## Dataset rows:

────

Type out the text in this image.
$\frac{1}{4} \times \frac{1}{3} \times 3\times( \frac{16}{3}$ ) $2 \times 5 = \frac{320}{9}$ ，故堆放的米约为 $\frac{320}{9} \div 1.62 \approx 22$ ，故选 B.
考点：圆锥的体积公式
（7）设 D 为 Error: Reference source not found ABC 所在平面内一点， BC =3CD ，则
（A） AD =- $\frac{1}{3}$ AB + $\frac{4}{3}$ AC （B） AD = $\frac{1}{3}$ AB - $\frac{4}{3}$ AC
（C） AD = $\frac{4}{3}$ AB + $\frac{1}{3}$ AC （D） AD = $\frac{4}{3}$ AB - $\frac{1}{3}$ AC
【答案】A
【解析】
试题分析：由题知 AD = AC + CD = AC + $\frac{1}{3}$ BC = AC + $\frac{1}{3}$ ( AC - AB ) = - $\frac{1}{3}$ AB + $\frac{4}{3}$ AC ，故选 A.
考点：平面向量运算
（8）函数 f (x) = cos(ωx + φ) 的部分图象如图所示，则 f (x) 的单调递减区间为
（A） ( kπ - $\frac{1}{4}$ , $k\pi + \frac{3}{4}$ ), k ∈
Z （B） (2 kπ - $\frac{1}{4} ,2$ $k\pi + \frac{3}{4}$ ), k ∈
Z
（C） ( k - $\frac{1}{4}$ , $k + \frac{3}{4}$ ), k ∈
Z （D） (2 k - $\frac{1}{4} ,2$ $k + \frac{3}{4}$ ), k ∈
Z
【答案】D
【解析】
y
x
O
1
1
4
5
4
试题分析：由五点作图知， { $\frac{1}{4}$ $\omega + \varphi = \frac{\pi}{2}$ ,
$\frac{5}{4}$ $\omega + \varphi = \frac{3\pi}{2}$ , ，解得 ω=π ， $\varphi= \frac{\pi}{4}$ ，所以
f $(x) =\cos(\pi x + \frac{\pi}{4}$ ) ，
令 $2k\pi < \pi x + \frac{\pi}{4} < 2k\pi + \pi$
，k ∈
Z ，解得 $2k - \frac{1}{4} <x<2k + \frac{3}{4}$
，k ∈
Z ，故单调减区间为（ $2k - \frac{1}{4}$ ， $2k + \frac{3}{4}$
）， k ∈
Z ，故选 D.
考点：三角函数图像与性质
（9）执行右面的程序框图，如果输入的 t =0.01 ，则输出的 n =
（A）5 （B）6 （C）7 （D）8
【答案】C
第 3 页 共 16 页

────

## What you need to do:
Lines that include the word "varphi" — how many are there in the data? Answer with the number alone.

## Solution for this problem:
2